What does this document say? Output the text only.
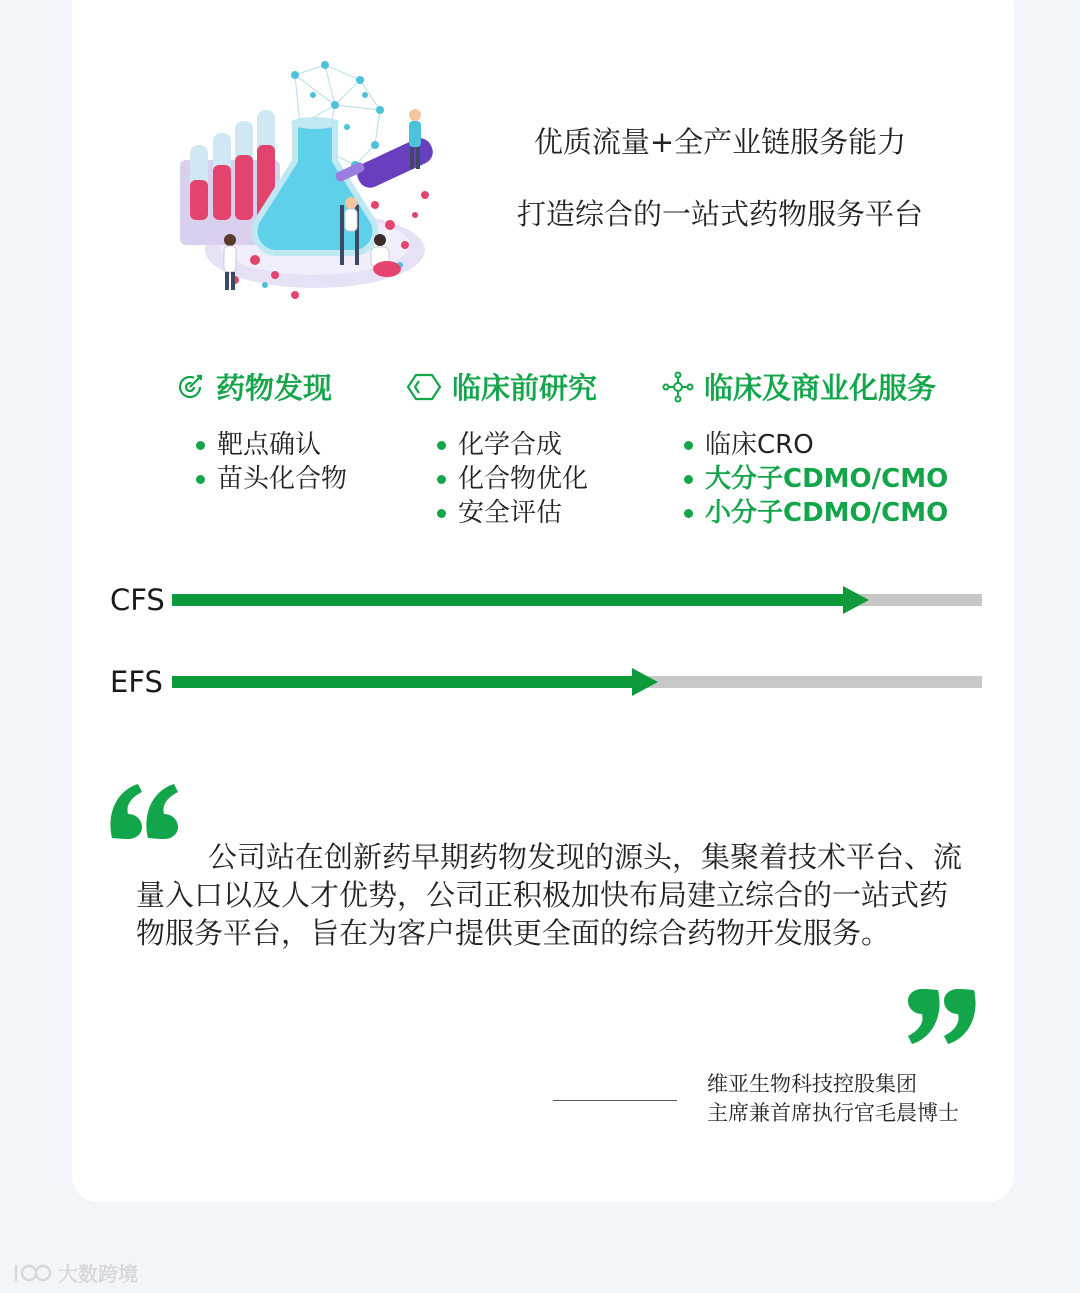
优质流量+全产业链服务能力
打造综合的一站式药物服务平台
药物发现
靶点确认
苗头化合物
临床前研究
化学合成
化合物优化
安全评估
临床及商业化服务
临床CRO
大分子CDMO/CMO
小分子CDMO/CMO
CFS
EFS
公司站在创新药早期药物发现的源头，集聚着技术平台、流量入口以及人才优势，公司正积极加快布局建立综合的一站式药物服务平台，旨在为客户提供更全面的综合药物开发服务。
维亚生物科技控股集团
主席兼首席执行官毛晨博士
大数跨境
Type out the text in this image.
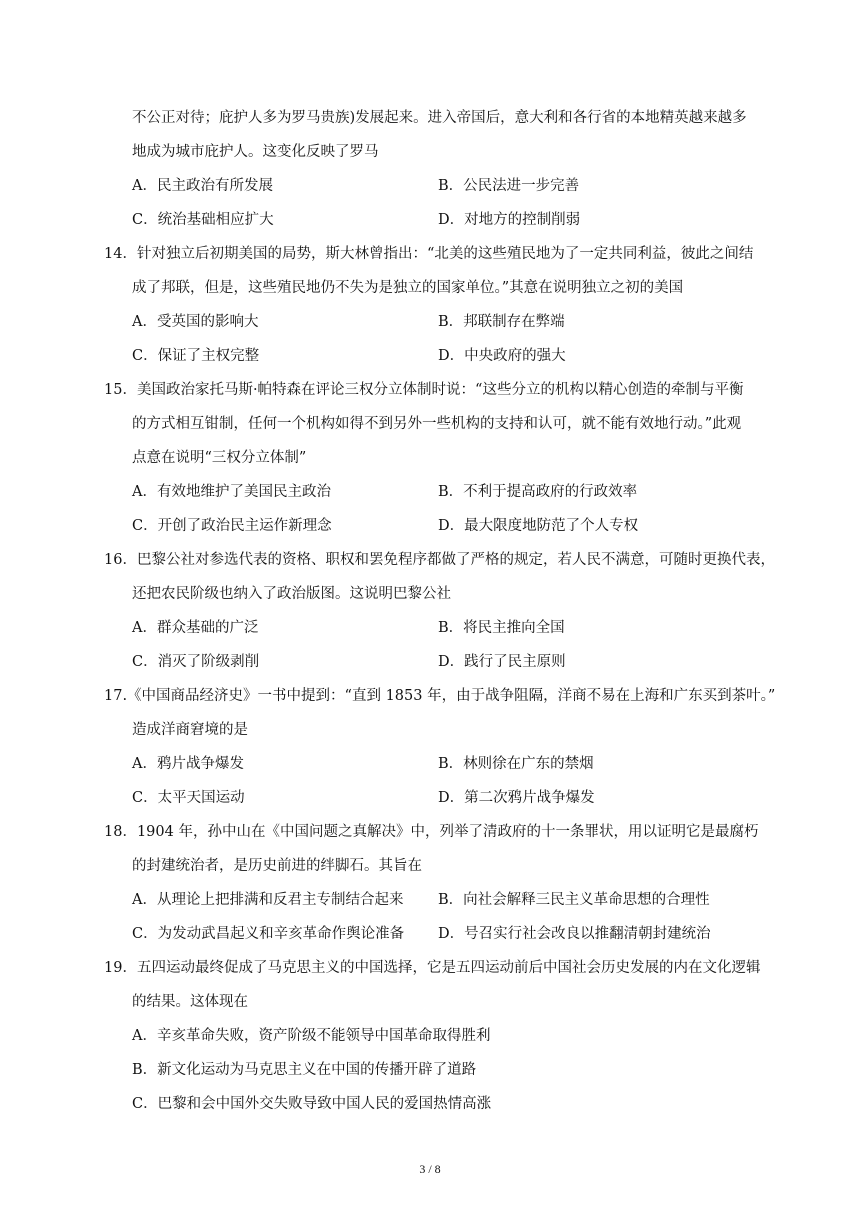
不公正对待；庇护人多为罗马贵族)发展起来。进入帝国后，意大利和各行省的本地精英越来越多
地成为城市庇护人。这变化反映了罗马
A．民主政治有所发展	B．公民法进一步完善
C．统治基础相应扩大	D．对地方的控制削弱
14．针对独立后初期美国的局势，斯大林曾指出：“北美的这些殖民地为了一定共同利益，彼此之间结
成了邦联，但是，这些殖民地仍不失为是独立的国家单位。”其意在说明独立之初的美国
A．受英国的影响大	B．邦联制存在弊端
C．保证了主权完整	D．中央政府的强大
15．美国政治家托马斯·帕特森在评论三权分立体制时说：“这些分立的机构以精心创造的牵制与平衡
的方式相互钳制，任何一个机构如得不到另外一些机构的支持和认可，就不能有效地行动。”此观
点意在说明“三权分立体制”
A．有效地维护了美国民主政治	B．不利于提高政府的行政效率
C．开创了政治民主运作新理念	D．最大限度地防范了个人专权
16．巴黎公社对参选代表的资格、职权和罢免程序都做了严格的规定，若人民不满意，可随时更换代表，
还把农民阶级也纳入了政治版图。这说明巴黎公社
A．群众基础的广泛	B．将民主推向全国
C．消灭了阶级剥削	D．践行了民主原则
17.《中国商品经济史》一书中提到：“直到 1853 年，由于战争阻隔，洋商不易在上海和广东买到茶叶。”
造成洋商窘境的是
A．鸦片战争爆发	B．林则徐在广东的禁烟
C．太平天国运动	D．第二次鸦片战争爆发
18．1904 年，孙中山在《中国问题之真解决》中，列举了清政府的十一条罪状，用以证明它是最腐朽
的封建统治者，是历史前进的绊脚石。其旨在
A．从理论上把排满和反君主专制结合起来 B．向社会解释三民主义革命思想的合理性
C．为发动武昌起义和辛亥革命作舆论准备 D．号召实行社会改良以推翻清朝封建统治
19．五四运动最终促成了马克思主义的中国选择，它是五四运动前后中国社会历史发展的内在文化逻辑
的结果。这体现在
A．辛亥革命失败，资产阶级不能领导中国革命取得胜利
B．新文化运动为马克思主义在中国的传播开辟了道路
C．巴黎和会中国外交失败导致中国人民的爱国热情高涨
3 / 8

# # #

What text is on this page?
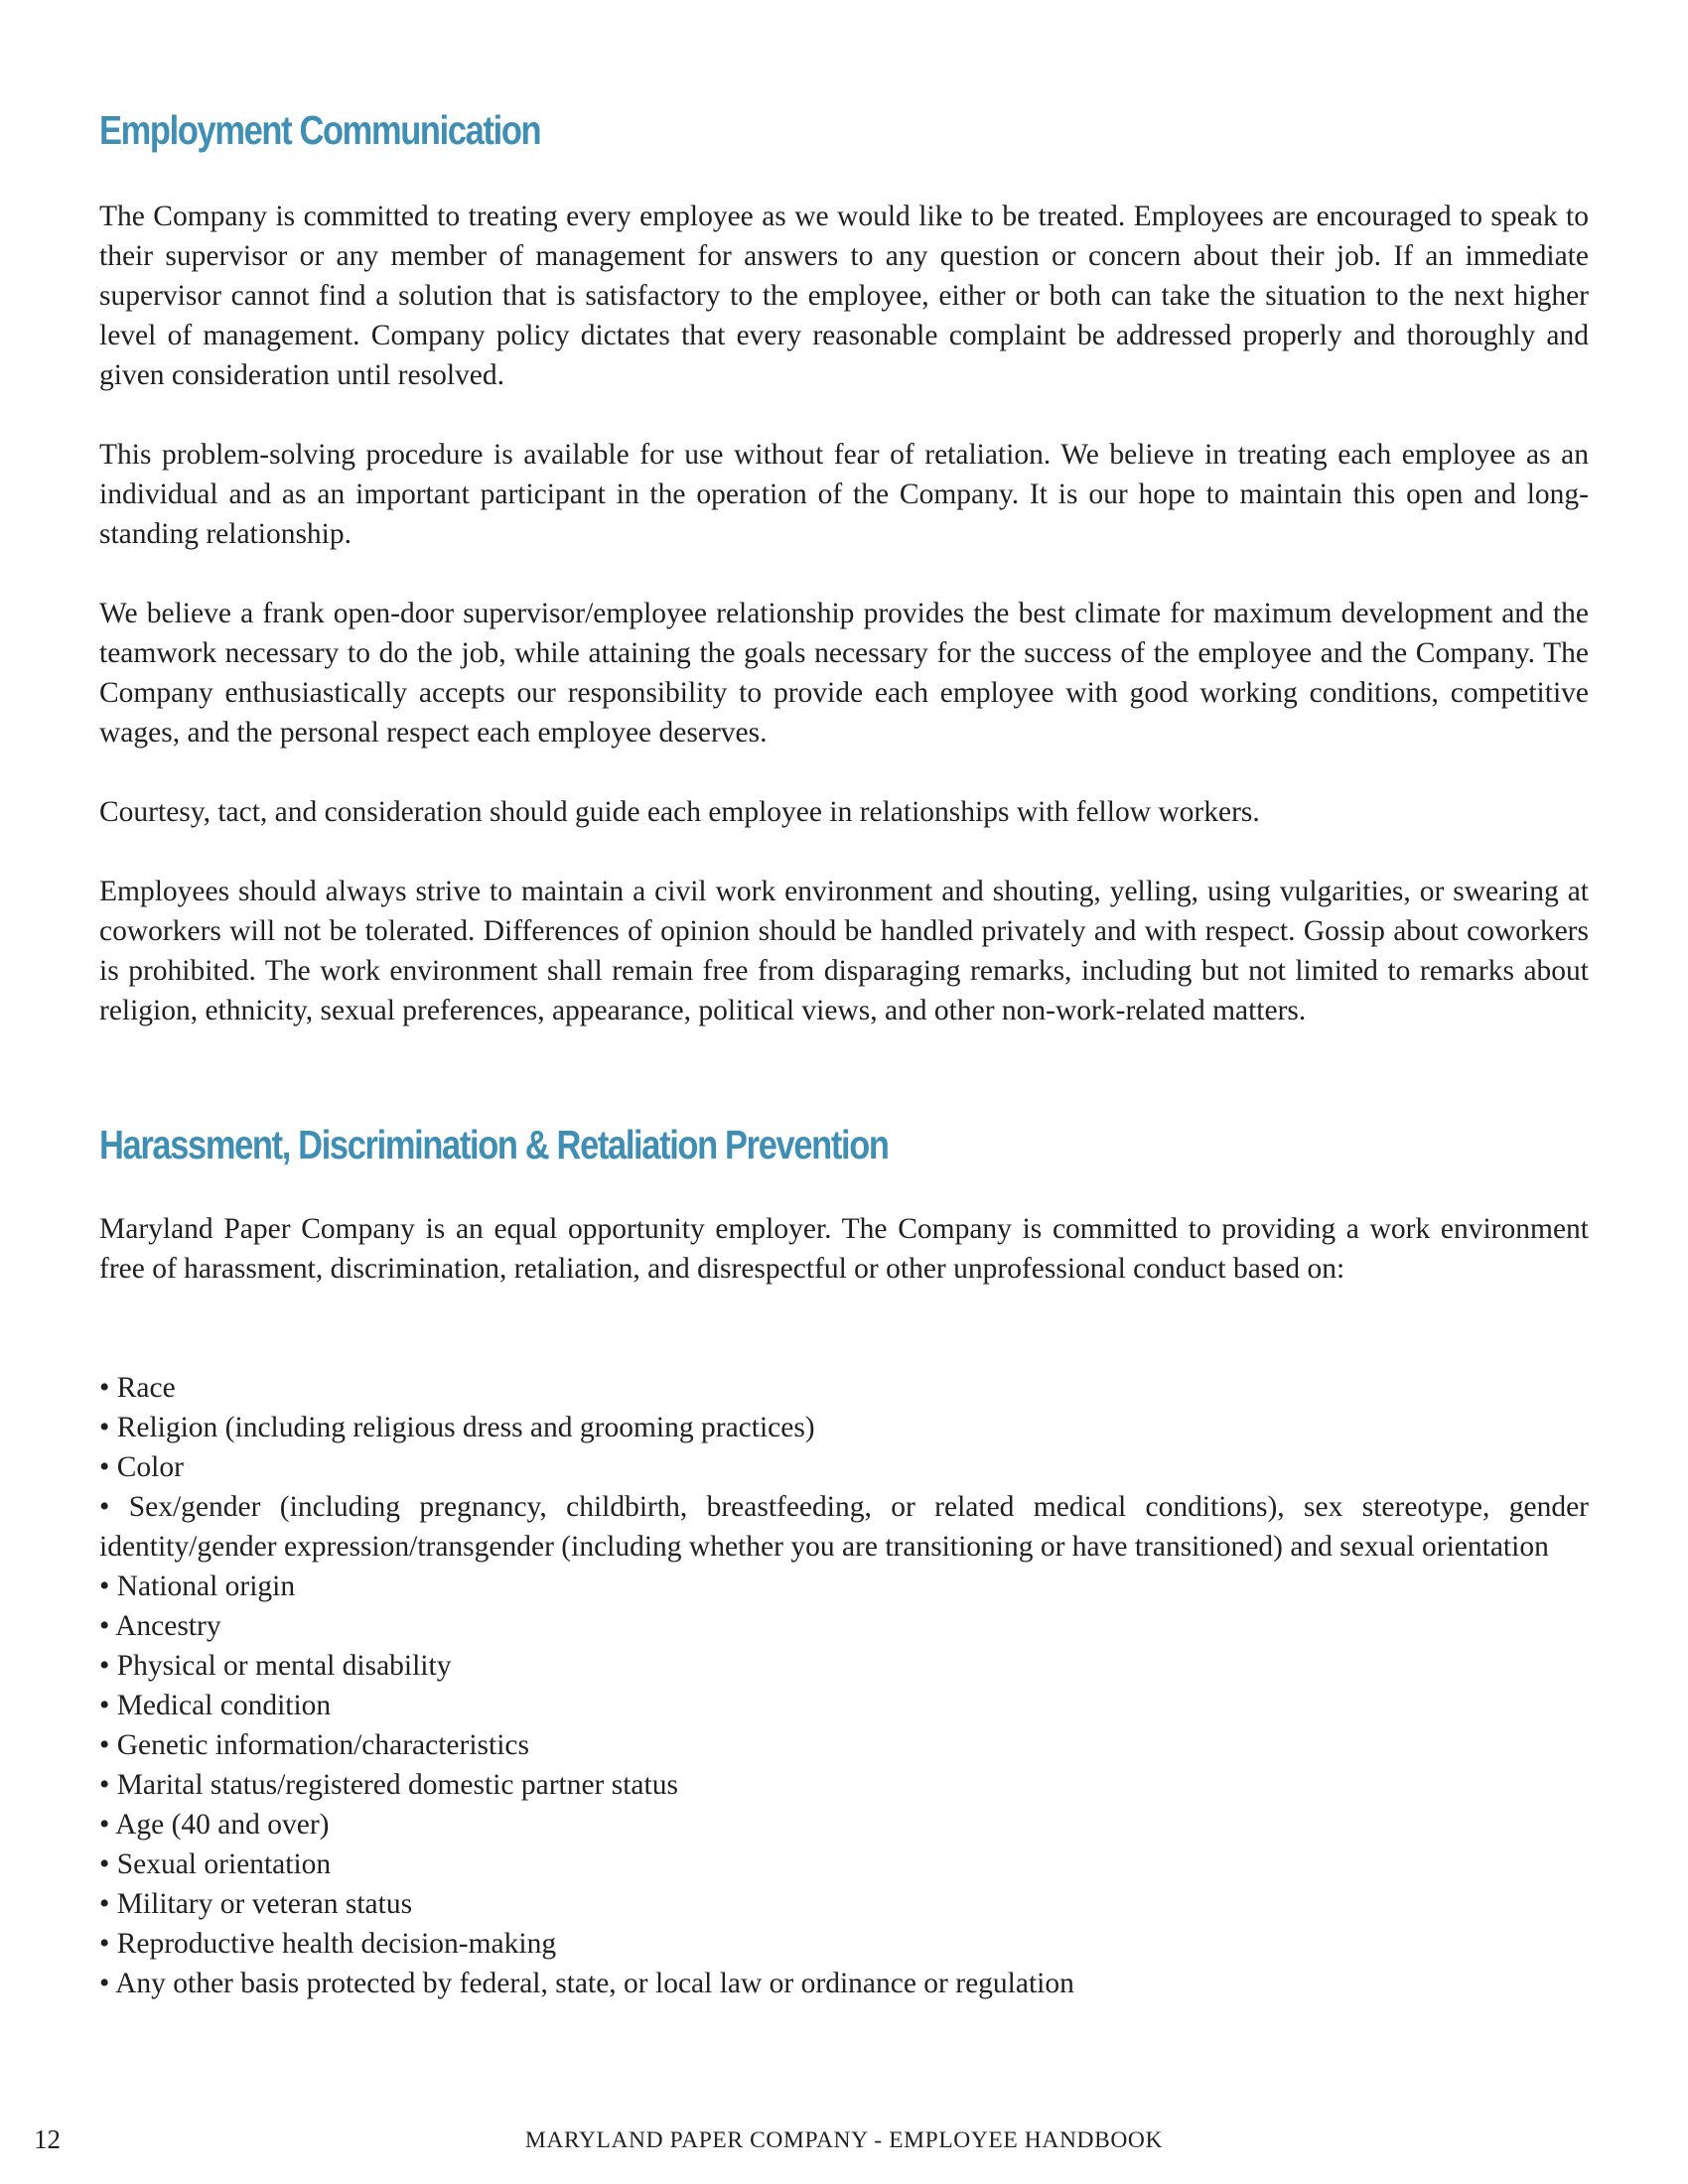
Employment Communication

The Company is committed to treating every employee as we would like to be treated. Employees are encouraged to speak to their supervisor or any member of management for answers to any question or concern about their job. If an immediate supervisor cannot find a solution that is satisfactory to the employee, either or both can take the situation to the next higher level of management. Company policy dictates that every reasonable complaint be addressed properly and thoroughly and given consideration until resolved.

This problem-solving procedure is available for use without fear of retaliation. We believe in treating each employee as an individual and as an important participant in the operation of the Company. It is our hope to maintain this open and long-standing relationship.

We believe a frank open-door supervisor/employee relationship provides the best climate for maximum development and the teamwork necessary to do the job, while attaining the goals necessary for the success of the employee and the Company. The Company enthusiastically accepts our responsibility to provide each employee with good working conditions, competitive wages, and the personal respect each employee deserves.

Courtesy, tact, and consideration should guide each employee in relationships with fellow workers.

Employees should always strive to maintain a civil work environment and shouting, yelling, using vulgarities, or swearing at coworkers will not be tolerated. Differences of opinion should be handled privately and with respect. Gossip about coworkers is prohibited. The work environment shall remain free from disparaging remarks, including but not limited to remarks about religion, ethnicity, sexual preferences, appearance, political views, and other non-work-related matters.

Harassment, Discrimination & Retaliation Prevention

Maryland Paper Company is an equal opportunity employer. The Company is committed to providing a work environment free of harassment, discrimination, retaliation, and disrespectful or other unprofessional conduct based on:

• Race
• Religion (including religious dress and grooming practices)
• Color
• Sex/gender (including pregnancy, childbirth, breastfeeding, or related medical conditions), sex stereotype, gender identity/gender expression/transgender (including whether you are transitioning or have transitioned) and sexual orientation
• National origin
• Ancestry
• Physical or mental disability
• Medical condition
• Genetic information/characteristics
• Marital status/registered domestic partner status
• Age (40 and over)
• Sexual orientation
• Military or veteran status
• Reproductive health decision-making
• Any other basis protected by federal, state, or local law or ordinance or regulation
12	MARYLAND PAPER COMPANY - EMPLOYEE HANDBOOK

# # #

__Work to complete__
From the data, collect all lines where the string "text" appears.

__Full solution__
What does this document say? Output the text only.
Type out the text in this image.
What text is on this page?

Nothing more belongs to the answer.